**Text shown:**
## BEGIN
= Districts of Colombia =

Special municipalities in the country of Colombia, South America

The districts (Distrito) of Colombia are cities that have a feature that highlights them, such as its location and trade, history or tourism. Arguably, the districts are special municipalities.

In 1861, Bogotá was constitutionally designated as the Federal District, which was later redesignated in 1954 as the Capital District. In addition, Barranquilla, Cartagena and Santa Marta were designated as districts by the original version of the Constitution of 1991.

In July 2007, Congress passed Legislative Act 02, which increased the number of districts to 10 with 3 cities and 3 seaports: Cúcuta, Popayán, Tunja and Medellín; the ports were: Turbo Antioquia, Buenaventura and Tumaco. However, in 2009, a large part of this act was declared unconstitutional, stripping district status from Cúcuta, Popayán, Tunja and Uraba.

== Legal definition ==
According to Law 1617 of 2013, for the creation of new districts, the following conditions must be met:

1. They must have more than 600 thousand inhabitants, according to DANE certification, or be located in coastal areas, as long as they have potential for the development of ports or for tourism and culture; that is, they are the capital municipality of a border department.
2. There must be a prior concept of the special commissions to monitor the process of decentralization and territorial planning.
3. There is prior opinion from the municipal councils.

Districts that have been recognized as such by the Constitution and the law or municipalities that have been declared World Heritage Sites by UNESCO are exempt from compliance with these requirements.
## END
**Extracted data:**
## BEGIN
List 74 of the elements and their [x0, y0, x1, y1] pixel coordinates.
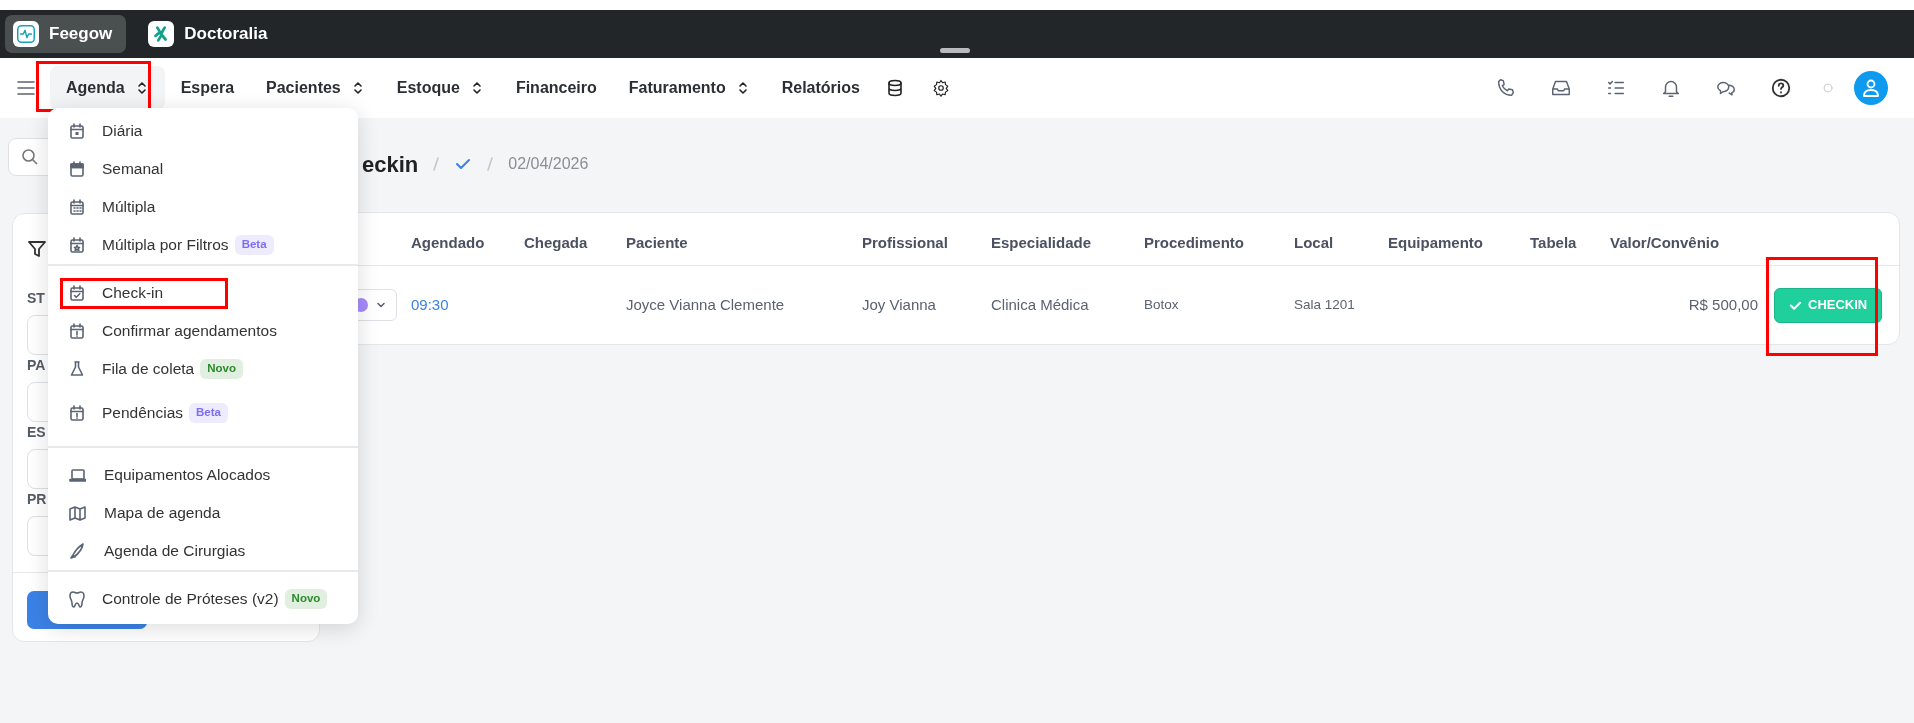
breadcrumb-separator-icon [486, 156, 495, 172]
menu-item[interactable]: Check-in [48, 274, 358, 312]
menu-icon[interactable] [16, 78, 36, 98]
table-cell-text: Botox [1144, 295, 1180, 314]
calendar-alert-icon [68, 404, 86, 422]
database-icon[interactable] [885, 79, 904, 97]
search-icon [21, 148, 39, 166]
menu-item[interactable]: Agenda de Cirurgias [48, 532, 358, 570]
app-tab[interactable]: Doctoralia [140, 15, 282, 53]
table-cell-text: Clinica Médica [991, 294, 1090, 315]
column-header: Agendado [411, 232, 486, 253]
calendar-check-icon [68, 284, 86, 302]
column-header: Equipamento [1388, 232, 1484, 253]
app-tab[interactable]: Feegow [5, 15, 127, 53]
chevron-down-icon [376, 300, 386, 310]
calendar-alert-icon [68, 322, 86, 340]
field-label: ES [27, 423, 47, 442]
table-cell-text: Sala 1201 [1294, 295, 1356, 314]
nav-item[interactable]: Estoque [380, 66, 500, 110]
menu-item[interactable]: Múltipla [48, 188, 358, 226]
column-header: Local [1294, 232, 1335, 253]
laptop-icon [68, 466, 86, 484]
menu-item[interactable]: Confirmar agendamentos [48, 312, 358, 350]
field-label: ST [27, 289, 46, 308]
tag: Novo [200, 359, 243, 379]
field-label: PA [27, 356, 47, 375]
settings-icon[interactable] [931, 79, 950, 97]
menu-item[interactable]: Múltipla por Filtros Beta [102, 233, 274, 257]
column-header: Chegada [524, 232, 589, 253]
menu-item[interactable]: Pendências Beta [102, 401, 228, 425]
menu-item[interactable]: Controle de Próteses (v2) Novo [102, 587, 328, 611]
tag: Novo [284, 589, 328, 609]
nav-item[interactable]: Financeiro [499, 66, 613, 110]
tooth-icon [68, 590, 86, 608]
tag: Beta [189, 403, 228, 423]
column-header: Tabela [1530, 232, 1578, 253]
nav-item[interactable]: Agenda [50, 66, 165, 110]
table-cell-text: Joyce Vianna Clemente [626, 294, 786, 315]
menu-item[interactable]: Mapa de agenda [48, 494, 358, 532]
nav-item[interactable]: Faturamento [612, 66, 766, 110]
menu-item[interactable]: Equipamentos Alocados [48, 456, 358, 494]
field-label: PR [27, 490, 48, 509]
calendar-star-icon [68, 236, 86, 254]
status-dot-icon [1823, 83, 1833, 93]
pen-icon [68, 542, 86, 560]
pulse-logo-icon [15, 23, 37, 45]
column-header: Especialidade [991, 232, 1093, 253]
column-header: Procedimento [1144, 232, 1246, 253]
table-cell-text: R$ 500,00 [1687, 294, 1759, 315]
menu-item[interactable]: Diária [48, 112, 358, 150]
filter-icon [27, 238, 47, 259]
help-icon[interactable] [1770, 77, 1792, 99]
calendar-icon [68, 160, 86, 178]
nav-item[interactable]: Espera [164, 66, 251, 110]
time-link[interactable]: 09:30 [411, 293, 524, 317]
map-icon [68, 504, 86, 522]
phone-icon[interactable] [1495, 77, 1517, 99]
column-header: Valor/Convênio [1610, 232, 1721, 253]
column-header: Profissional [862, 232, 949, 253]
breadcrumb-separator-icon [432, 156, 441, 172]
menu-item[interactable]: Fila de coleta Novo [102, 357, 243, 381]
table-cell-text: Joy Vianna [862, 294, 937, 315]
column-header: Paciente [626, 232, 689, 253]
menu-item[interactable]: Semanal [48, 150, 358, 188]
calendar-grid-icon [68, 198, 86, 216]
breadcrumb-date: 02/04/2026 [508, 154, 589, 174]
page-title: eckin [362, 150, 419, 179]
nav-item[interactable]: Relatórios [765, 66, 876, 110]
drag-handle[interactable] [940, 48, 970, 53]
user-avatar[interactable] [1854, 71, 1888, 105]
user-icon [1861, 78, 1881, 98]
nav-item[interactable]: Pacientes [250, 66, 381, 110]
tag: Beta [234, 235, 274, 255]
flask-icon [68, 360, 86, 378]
## END
## BEGIN
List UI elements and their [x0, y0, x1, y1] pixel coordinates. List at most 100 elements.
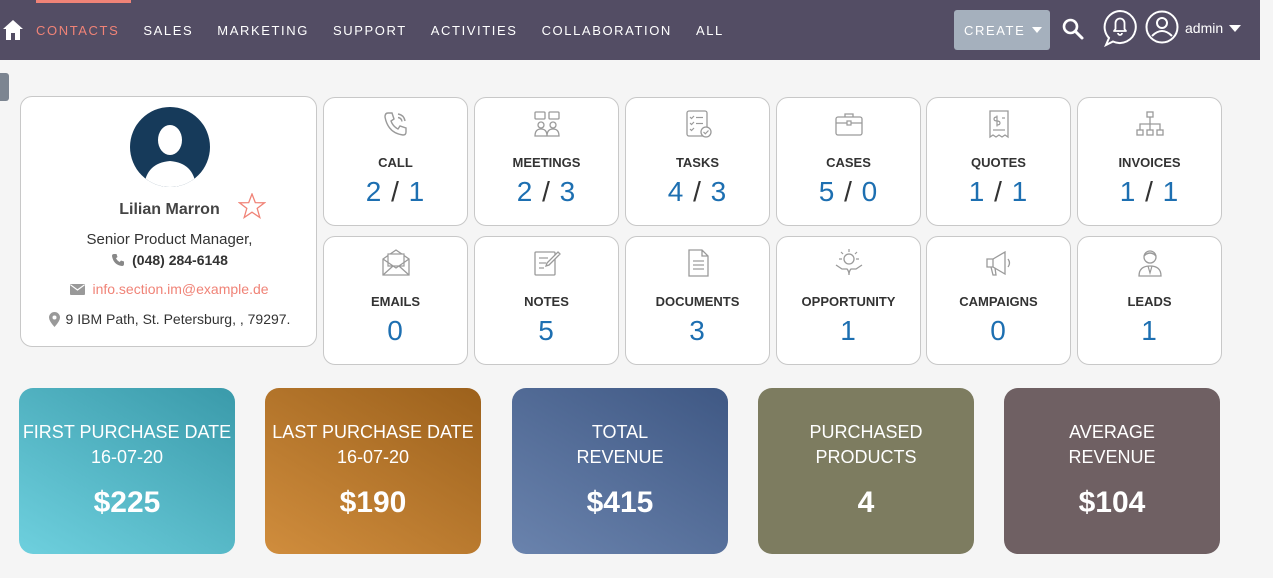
## END
**Required tasks:**
1. Summarize the text on the districts of Colombia in two sentences.
2. From the text on the districts of Colombia, print the passage from "The districts (Distrito)" up to and including "are special municipalities.".
3. According to the text on the districts of Colombia, in what year was Bogotá redesignated as the Capital District?
The items play no part in this work.

**Answers for the tasks:**
1. The districts of Colombia are cities distinguished by a feature such as location and trade, history or tourism. Bogotá, Barranquilla, Cartagena and Santa Marta were designated as districts by constitutional provisions, and Law 1617 of 2013 sets the conditions for creating new ones, covering population or coastal location and prior input from special commissions and municipal councils.

2.
The districts (Distrito) of Colombia are cities that have a feature that highlights them, such as its location and trade, history or tourism. Arguably, the districts are special municipalities.

3. 1954